• _Extracted information_:
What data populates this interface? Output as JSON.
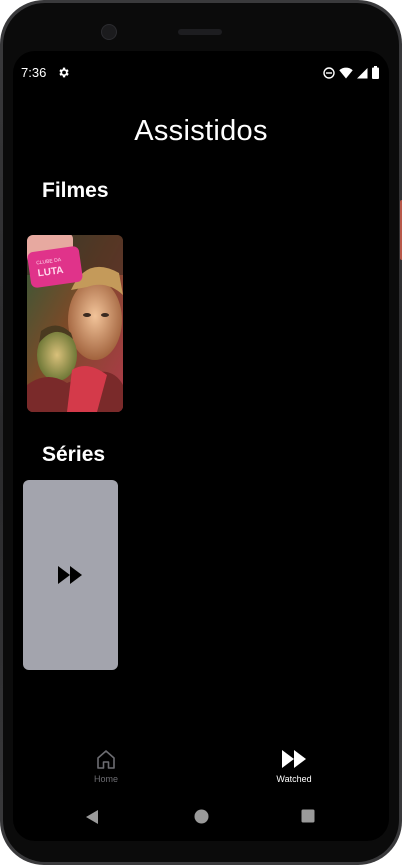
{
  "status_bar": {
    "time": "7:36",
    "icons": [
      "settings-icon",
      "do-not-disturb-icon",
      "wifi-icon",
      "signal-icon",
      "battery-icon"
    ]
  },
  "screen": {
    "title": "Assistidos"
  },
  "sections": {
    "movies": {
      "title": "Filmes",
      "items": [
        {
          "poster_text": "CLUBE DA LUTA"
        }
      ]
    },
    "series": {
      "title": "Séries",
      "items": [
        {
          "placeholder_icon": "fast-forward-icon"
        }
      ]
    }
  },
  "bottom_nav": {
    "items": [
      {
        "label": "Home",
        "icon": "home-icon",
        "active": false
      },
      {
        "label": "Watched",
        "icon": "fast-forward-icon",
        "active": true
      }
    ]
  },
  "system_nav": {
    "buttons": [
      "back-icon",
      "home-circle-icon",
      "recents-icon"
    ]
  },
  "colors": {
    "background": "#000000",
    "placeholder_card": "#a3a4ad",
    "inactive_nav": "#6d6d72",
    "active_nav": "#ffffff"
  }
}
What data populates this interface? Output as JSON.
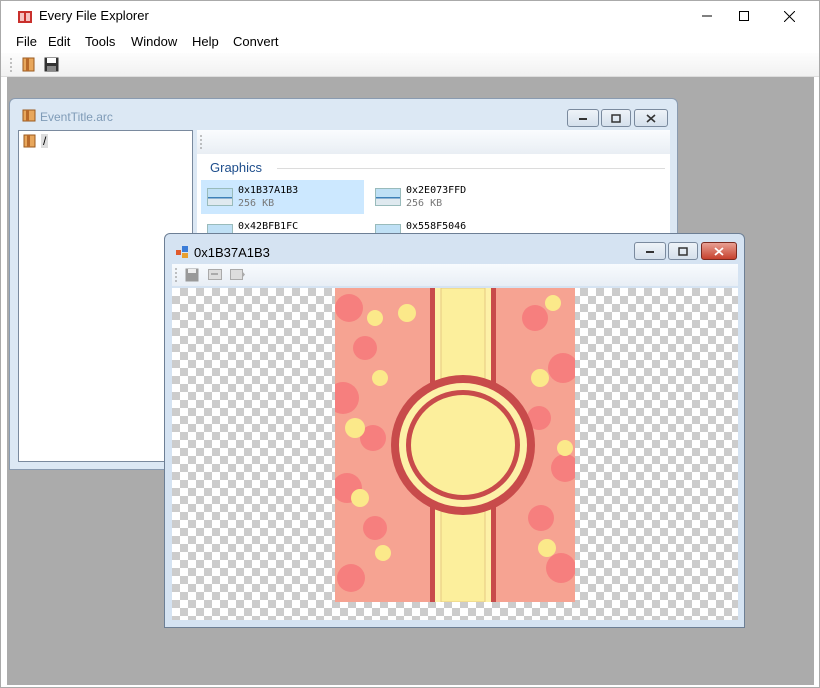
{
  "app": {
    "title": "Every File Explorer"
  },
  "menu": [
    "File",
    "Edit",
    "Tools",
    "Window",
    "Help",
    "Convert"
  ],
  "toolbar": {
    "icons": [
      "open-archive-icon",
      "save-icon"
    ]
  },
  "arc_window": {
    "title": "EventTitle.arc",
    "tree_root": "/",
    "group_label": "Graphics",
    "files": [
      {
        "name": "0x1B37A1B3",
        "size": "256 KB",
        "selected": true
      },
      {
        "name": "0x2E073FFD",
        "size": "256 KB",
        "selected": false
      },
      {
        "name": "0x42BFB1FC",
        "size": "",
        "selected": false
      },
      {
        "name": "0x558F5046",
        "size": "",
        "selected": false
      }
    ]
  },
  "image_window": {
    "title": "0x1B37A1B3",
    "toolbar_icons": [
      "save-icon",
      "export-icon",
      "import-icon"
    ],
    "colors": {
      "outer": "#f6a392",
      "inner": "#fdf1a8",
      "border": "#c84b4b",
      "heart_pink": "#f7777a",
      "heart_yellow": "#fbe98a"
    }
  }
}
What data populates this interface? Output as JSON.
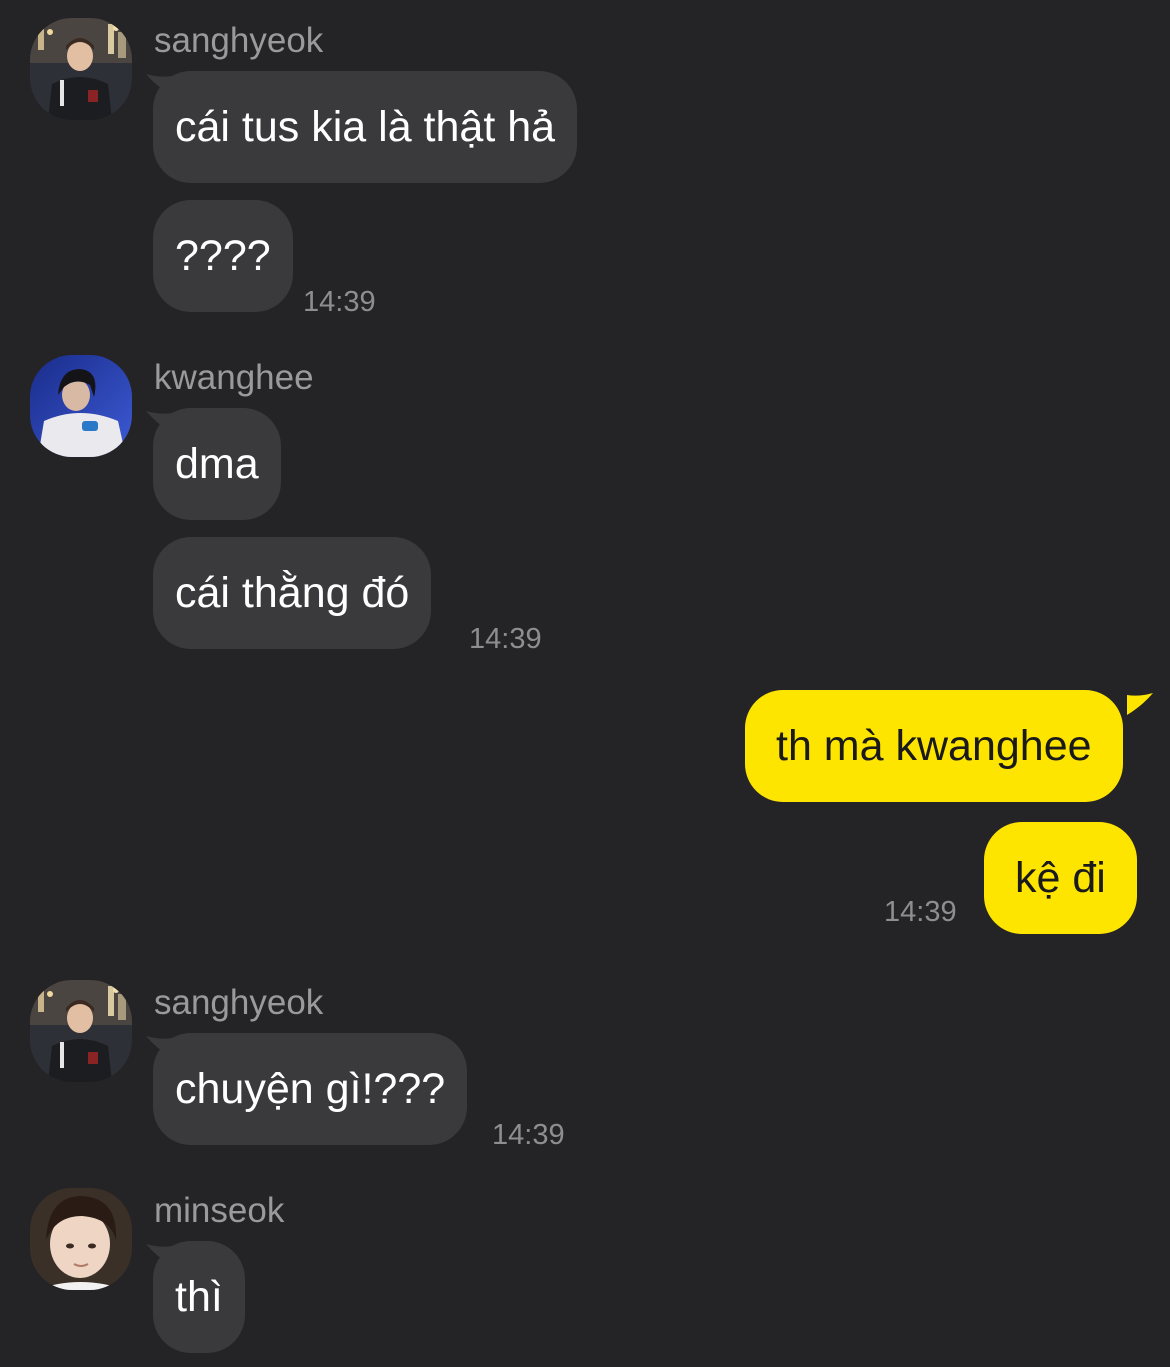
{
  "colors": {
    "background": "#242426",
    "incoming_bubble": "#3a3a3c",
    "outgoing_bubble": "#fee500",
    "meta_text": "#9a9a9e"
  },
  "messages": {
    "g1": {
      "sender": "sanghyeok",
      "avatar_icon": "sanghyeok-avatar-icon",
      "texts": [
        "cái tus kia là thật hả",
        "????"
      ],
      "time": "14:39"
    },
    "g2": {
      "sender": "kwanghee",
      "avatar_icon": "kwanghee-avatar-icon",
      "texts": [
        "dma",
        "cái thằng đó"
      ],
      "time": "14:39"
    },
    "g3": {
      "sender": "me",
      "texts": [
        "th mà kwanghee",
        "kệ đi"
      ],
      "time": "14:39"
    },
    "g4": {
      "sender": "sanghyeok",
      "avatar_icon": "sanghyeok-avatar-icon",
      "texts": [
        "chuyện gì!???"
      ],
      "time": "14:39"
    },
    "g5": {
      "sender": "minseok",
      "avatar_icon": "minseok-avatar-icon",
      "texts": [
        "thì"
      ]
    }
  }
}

...

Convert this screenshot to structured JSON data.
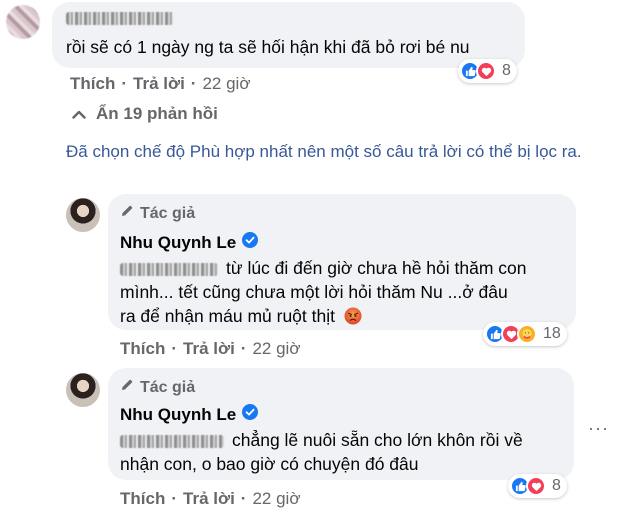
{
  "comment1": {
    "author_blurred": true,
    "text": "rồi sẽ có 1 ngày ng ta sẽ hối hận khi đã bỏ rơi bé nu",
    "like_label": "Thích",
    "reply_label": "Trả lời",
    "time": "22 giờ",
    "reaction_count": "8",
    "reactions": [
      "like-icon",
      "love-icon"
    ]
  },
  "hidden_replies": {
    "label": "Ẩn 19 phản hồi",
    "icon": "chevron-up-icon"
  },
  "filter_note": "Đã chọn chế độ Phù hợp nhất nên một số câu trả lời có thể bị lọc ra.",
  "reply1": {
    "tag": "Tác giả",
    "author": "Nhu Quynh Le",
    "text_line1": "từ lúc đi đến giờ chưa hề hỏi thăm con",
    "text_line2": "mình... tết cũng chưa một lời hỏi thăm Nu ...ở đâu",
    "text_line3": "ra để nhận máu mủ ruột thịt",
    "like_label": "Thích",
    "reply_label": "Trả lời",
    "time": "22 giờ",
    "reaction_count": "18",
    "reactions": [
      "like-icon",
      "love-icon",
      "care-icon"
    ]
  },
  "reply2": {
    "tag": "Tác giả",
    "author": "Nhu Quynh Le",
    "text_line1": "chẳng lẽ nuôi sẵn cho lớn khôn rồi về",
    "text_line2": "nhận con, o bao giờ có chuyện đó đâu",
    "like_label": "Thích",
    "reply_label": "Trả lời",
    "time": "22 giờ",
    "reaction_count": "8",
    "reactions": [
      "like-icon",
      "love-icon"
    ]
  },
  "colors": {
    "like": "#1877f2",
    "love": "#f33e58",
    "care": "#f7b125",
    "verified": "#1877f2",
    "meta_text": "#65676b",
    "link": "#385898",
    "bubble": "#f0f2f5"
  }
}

* * *

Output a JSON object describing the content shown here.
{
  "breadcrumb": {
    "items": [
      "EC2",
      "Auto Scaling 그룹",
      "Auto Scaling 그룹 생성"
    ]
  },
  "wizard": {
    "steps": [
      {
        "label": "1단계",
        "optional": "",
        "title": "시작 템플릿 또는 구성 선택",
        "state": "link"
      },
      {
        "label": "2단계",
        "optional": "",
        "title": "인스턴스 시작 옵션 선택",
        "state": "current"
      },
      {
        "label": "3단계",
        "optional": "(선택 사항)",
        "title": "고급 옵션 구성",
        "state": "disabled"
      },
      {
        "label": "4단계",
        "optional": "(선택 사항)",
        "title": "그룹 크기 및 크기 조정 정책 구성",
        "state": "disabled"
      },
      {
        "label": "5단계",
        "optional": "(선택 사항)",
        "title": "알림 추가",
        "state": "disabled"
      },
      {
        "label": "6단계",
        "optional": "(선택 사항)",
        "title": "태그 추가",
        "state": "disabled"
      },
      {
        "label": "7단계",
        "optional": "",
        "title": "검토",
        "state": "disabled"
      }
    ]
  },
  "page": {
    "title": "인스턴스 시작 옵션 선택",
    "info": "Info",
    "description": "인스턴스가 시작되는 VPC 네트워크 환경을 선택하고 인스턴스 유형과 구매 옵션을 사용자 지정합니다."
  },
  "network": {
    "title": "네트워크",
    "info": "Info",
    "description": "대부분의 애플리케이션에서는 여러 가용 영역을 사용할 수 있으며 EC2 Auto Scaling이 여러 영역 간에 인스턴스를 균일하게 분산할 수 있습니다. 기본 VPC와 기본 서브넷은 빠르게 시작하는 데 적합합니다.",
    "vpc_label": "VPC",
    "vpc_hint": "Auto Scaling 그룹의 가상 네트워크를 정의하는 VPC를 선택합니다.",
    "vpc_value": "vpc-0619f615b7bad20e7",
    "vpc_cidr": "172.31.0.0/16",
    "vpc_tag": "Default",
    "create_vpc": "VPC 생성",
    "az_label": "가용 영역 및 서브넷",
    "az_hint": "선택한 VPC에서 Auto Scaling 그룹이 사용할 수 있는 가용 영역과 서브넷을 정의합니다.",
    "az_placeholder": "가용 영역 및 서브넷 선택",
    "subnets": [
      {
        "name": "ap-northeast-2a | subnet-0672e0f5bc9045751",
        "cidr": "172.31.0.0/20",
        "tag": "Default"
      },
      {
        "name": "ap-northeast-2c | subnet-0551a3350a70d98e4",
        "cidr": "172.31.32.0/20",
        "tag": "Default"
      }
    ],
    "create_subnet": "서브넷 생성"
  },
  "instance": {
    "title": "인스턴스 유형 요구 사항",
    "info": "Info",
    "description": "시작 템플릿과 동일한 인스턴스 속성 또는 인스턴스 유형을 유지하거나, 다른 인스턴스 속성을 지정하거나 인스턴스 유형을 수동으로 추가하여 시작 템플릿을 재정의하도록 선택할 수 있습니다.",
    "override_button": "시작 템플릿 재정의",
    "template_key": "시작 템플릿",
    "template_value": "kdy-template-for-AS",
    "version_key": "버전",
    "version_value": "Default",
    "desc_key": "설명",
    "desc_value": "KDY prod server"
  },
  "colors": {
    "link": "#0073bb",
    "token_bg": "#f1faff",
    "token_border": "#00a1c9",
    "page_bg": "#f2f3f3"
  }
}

• _What is needed_: Pick out the lines that contain "forward" and copy them.

• _Answer in full_:
          "placeholder_icon": "fast-forward-icon"
        "icon": "fast-forward-icon",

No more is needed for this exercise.